• What you are asked to do: Give the number of lines in the data that contain "Microsoft", and nothing more.

+ + +

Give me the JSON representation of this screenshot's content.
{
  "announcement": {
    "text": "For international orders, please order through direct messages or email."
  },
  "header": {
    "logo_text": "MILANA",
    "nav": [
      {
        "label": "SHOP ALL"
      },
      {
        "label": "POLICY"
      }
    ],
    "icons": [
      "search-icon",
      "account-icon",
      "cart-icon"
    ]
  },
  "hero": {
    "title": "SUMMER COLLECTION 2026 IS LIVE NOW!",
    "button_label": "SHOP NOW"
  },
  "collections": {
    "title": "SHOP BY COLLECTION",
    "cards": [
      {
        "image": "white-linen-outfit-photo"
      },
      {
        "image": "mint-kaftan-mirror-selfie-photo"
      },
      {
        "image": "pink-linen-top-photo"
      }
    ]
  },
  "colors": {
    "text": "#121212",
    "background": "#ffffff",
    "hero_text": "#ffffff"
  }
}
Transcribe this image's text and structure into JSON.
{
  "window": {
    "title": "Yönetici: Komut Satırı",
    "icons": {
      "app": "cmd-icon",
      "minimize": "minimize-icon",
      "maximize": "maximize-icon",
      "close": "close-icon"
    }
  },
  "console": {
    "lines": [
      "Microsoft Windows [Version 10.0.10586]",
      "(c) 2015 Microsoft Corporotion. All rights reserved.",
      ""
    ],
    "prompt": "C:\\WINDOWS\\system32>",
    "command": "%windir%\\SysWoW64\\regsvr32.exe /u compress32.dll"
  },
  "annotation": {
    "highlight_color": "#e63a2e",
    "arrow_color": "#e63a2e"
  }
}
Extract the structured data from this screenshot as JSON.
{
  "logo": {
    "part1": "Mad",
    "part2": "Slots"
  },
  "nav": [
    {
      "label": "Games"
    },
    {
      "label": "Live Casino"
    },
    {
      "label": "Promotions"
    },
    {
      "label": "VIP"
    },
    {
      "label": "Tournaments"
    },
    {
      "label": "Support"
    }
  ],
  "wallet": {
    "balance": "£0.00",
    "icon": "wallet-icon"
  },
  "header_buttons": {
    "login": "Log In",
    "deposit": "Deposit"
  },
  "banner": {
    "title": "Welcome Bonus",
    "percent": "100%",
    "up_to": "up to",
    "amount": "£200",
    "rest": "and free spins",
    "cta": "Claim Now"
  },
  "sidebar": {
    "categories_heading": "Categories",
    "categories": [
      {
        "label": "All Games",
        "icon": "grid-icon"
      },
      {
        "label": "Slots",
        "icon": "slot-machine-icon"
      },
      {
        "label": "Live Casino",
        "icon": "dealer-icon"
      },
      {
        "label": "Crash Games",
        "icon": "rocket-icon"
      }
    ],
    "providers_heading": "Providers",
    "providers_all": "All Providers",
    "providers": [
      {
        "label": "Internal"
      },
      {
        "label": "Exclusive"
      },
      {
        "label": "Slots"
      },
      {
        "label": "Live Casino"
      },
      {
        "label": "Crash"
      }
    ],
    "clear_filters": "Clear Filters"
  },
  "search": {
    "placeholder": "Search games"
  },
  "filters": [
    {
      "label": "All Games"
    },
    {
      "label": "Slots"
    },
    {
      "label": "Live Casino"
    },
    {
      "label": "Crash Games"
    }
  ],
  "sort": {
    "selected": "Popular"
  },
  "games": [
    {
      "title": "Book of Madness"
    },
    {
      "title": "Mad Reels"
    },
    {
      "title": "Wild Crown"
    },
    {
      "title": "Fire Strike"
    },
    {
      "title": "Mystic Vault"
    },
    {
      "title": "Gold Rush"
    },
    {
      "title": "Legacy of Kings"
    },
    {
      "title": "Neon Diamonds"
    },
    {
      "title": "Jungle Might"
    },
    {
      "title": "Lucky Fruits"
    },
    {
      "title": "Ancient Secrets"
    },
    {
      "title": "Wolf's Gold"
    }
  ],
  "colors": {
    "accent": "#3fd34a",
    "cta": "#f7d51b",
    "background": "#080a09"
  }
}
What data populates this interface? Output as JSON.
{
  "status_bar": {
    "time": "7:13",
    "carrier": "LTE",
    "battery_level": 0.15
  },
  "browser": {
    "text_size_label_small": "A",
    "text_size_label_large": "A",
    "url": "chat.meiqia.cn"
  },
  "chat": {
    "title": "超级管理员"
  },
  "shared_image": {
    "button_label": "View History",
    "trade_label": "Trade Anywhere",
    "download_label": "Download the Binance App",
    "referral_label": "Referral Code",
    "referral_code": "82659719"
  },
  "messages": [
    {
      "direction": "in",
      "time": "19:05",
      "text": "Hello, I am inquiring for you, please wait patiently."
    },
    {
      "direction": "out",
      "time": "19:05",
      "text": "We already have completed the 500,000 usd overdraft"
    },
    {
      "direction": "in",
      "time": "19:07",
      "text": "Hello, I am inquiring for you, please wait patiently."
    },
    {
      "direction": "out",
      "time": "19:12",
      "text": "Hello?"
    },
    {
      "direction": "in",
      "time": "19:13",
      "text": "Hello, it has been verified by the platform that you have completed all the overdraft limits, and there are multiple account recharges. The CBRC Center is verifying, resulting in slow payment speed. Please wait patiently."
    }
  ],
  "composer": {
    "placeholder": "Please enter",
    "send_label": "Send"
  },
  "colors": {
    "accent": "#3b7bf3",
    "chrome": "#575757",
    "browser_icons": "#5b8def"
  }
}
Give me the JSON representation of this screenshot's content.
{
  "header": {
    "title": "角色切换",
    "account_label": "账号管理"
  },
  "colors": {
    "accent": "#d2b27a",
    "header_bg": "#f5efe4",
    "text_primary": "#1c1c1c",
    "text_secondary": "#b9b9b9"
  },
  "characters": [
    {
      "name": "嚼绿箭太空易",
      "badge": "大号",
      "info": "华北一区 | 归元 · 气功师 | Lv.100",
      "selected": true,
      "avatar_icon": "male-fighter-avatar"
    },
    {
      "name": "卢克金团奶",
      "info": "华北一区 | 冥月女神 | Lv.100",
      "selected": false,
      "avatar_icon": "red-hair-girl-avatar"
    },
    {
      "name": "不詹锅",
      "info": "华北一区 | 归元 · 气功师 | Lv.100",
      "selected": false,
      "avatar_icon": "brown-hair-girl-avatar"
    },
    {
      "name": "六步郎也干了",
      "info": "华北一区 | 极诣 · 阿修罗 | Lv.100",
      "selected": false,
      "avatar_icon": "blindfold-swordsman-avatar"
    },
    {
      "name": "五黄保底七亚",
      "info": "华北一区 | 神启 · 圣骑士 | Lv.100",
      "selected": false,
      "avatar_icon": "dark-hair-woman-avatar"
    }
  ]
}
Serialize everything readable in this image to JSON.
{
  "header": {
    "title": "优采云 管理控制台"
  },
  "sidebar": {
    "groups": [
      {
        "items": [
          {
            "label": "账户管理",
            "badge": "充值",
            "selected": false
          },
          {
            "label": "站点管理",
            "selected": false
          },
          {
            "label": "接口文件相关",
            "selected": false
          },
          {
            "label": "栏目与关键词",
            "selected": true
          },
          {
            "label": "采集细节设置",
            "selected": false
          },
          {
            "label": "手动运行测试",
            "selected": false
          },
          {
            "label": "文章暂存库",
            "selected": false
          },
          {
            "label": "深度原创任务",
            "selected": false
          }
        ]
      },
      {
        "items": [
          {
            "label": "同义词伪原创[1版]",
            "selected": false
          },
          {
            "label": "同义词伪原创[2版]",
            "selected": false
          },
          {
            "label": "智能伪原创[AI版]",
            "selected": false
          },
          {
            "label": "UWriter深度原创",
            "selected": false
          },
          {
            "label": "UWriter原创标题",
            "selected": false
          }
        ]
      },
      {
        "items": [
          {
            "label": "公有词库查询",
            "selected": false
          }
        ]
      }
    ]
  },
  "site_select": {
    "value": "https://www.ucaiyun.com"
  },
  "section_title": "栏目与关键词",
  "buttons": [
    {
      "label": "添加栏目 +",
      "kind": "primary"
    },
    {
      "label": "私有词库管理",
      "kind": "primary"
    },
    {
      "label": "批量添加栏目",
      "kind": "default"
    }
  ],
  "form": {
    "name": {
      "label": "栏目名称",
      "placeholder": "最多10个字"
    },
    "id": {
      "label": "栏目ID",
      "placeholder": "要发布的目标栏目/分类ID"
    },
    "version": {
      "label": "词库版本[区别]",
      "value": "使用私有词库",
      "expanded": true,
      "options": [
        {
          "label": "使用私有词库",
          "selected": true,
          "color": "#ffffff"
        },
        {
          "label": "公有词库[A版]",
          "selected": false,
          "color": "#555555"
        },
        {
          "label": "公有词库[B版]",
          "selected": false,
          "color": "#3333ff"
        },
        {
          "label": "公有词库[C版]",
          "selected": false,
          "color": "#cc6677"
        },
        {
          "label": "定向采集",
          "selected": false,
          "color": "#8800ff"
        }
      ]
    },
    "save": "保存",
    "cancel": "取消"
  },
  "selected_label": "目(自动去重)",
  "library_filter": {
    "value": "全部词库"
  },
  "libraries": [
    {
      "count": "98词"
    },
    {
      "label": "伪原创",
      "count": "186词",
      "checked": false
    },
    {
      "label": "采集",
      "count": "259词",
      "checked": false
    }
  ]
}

+ + +

• Written solution: 2